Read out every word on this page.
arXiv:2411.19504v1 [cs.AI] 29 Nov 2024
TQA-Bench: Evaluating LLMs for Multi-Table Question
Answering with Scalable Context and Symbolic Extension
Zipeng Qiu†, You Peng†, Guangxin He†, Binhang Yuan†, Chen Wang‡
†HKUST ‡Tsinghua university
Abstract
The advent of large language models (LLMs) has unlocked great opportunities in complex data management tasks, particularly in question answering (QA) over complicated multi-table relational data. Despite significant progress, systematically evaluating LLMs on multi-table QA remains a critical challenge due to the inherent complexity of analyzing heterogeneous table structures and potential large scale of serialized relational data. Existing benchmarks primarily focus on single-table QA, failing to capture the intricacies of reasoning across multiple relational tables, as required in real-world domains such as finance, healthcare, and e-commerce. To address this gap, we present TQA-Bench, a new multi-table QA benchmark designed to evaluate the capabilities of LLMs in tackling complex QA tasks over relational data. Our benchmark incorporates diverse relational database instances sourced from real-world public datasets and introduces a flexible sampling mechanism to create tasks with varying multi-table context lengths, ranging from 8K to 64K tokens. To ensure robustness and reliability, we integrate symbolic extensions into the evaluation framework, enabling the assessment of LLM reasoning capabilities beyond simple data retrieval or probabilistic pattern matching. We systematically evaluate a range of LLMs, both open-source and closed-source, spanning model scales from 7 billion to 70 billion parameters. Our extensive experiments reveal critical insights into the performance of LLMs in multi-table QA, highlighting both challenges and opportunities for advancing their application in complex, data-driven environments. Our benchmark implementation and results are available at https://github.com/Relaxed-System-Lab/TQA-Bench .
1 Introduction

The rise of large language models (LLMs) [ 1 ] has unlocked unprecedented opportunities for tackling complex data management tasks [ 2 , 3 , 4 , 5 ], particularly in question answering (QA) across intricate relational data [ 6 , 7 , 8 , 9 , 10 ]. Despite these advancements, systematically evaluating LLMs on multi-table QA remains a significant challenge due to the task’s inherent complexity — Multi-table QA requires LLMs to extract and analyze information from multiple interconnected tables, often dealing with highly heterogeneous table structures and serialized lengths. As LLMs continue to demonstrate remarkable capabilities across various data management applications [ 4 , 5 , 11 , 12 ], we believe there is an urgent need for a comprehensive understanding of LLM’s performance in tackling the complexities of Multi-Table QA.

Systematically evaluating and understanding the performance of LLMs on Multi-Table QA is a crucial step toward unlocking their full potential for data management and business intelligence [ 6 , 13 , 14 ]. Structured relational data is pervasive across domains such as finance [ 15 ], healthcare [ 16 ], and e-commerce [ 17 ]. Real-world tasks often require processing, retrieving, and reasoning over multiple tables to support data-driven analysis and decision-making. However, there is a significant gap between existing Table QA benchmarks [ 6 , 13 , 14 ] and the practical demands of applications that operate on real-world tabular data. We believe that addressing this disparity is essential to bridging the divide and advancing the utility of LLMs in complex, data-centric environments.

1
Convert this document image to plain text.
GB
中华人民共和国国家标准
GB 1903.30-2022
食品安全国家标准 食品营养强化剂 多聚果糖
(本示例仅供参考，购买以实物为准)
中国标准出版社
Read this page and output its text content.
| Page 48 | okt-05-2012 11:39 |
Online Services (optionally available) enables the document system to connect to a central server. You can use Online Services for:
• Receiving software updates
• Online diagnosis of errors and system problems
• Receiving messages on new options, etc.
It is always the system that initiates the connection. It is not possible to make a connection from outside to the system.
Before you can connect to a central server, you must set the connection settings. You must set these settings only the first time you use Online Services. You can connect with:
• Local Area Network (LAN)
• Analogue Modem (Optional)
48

+++

_Given request_. Repeat exactly, and only, the lines of the records above, starting with the line that contains "Read this page and output its text content." and ending with the final line, both included.

_Task answer_.
Read this page and output its text content.
| Page 48 | okt-05-2012 11:39 |
Online Services (optionally available) enables the document system to connect to a central server. You can use Online Services for:
• Receiving software updates
• Online diagnosis of errors and system problems
• Receiving messages on new options, etc.
It is always the system that initiates the connection. It is not possible to make a connection from outside to the system.
Before you can connect to a central server, you must set the connection settings. You must set these settings only the first time you use Online Services. You can connect with:
• Local Area Network (LAN)
• Analogue Modem (Optional)
48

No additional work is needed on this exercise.